>>>

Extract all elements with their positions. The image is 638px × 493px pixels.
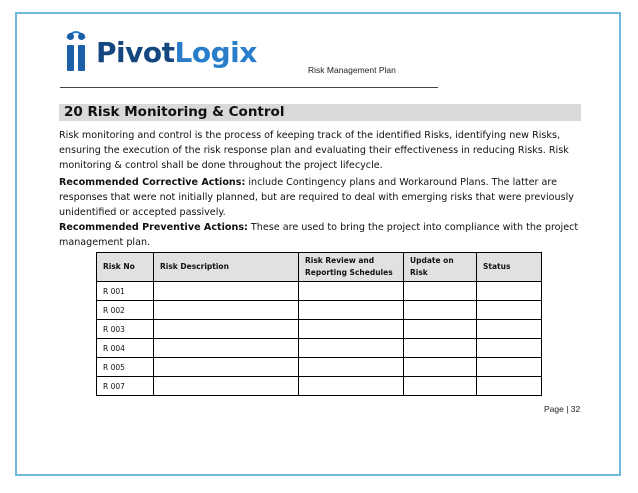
cell-risk-no: R 002 [97, 301, 154, 320]
cell-risk-no: R 003 [97, 320, 154, 339]
cell-risk-description [154, 358, 299, 377]
header-divider [60, 87, 438, 88]
table-row [97, 339, 542, 358]
corrective-actions-text: include Contingency plans and Workaround Plans. The latter are responses that were not initially planned, but are required to deal with emerging risks that were previously unidentified or accepted passively. [59, 177, 574, 218]
table-row [97, 282, 542, 301]
company-logo [66, 33, 257, 73]
cell-status [477, 358, 542, 377]
cell-risk-no: R 004 [97, 339, 154, 358]
cell-review-schedules [299, 282, 404, 301]
cell-risk-no: R 007 [97, 377, 154, 396]
cell-risk-description [154, 339, 299, 358]
cell-review-schedules [299, 320, 404, 339]
cell-status [477, 301, 542, 320]
table-row [97, 358, 542, 377]
cell-risk-no: R 001 [97, 282, 154, 301]
intro-paragraph: Risk monitoring and control is the process of keeping track of the identified Risks, identifying new Risks, ensuring the execution of the risk response plan and evaluating their effectiveness in reducing Risks. Risk monitoring & control shall be done throughout the project lifecycle. [59, 130, 569, 171]
page-number: Page | 32 [544, 404, 581, 414]
table-header-row [97, 253, 542, 282]
cell-status [477, 377, 542, 396]
cell-risk-no: R 005 [97, 358, 154, 377]
cell-update-on-risk [404, 282, 477, 301]
cell-status [477, 339, 542, 358]
cell-status [477, 282, 542, 301]
cell-review-schedules [299, 377, 404, 396]
header-review-schedules: Risk Review and Reporting Schedules [299, 253, 404, 282]
document-header-title: Risk Management Plan [308, 65, 396, 75]
header-risk-no: Risk No [97, 253, 154, 282]
section-heading [59, 104, 581, 121]
table-row [97, 320, 542, 339]
preventive-actions-paragraph [59, 220, 587, 250]
header-status: Status [477, 253, 542, 282]
corrective-actions-label: Recommended Corrective Actions: [59, 177, 246, 188]
cell-review-schedules [299, 339, 404, 358]
section-title: Risk Monitoring & Control [87, 104, 285, 120]
cell-update-on-risk [404, 358, 477, 377]
table-row [97, 301, 542, 320]
cell-update-on-risk [404, 320, 477, 339]
preventive-actions-label: Recommended Preventive Actions: [59, 222, 248, 233]
risk-monitoring-table [96, 252, 542, 396]
cell-review-schedules [299, 358, 404, 377]
cell-risk-description [154, 320, 299, 339]
cell-update-on-risk [404, 377, 477, 396]
cell-status [477, 320, 542, 339]
cell-risk-description [154, 282, 299, 301]
cell-review-schedules [299, 301, 404, 320]
table-row [97, 377, 542, 396]
cell-risk-description [154, 301, 299, 320]
section-number: 20 [64, 104, 83, 120]
header-update-on-risk: Update on Risk [404, 253, 477, 282]
cell-risk-description [154, 377, 299, 396]
cell-update-on-risk [404, 339, 477, 358]
logo-icon [66, 33, 88, 73]
cell-update-on-risk [404, 301, 477, 320]
header-risk-description: Risk Description [154, 253, 299, 282]
corrective-actions-paragraph [59, 175, 587, 220]
preventive-actions-text: These are used to bring the project into compliance with the project management plan. [59, 222, 579, 248]
logo-wordmark: PivotLogix [96, 36, 257, 69]
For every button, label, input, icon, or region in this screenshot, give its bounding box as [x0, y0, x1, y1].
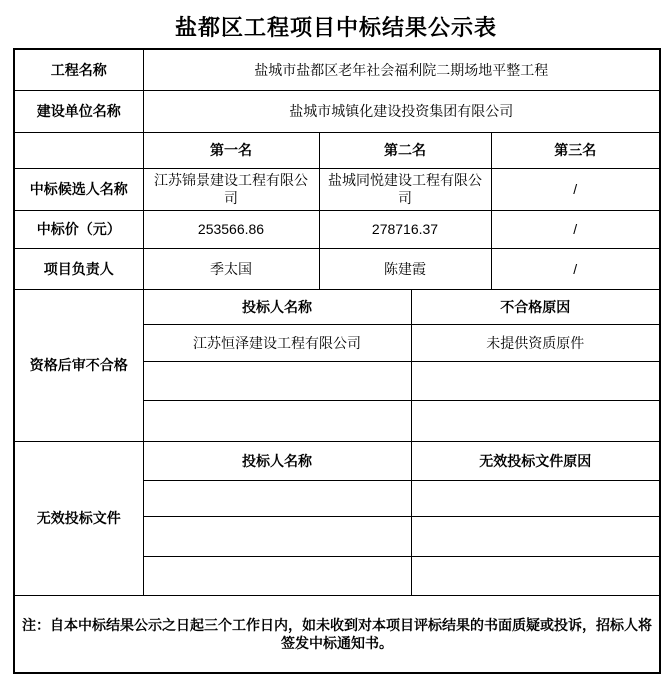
disq-bidder-name-2 [143, 361, 411, 400]
rank-header-first: 第一名 [143, 132, 319, 168]
candidate-name-1: 江苏锦景建设工程有限公司 [143, 168, 319, 210]
bid-price-1: 253566.86 [143, 210, 319, 248]
invalid-bidder-name-header: 投标人名称 [143, 441, 411, 480]
project-name-label: 工程名称 [14, 49, 143, 90]
invalid-bidder-name-1 [143, 480, 411, 516]
invalid-reason-1 [411, 480, 660, 516]
invalid-reason-2 [411, 516, 660, 556]
builder-name-label: 建设单位名称 [14, 90, 143, 132]
bid-price-2: 278716.37 [319, 210, 491, 248]
price-row-label: 中标价（元） [14, 210, 143, 248]
invalid-reason-header: 无效投标文件原因 [411, 441, 660, 480]
rank-header-third: 第三名 [491, 132, 660, 168]
rank-header-spacer [14, 132, 143, 168]
invalid-bidder-name-2 [143, 516, 411, 556]
invalid-reason-3 [411, 556, 660, 595]
disq-reason-2 [411, 361, 660, 400]
note-cell: 注：自本中标结果公示之日起三个工作日内，如未收到对本项目评标结果的书面质疑或投诉，招标人将签发中标通知书。 [14, 595, 660, 673]
project-leader-3: / [491, 248, 660, 289]
project-leader-2: 陈建霞 [319, 248, 491, 289]
disq-bidder-name-3 [143, 400, 411, 441]
page-title: 盐都区工程项目中标结果公示表 [174, 15, 497, 40]
candidate-name-3: / [491, 168, 660, 210]
disqualified-section-label: 资格后审不合格 [14, 289, 143, 441]
disq-bidder-name-header: 投标人名称 [143, 289, 411, 324]
disq-reason-1: 未提供资质原件 [411, 324, 660, 361]
builder-name-value: 盐城市城镇化建设投资集团有限公司 [143, 90, 660, 132]
bid-price-3: / [491, 210, 660, 248]
disq-bidder-name-1: 江苏恒泽建设工程有限公司 [143, 324, 411, 361]
leader-row-label: 项目负责人 [14, 248, 143, 289]
bid-results-table [13, 48, 661, 674]
candidate-row-label: 中标候选人名称 [14, 168, 143, 210]
disq-reason-header: 不合格原因 [411, 289, 660, 324]
disq-reason-3 [411, 400, 660, 441]
rank-header-second: 第二名 [319, 132, 491, 168]
invalid-section-label: 无效投标文件 [14, 441, 143, 595]
invalid-bidder-name-3 [143, 556, 411, 595]
project-name-value: 盐城市盐都区老年社会福利院二期场地平整工程 [143, 49, 660, 90]
project-leader-1: 季太国 [143, 248, 319, 289]
candidate-name-2: 盐城同悦建设工程有限公司 [319, 168, 491, 210]
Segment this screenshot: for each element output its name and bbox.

<<<

#### [Prompt]
From the items, pull out every line that contains the string "title".

#### [Written response]
document-header-title: Risk Management Plan [308, 65, 396, 75]
section-title: Risk Monitoring & Control [87, 104, 285, 120]
page-title: 盐都区工程项目中标结果公示表 [174, 15, 497, 40]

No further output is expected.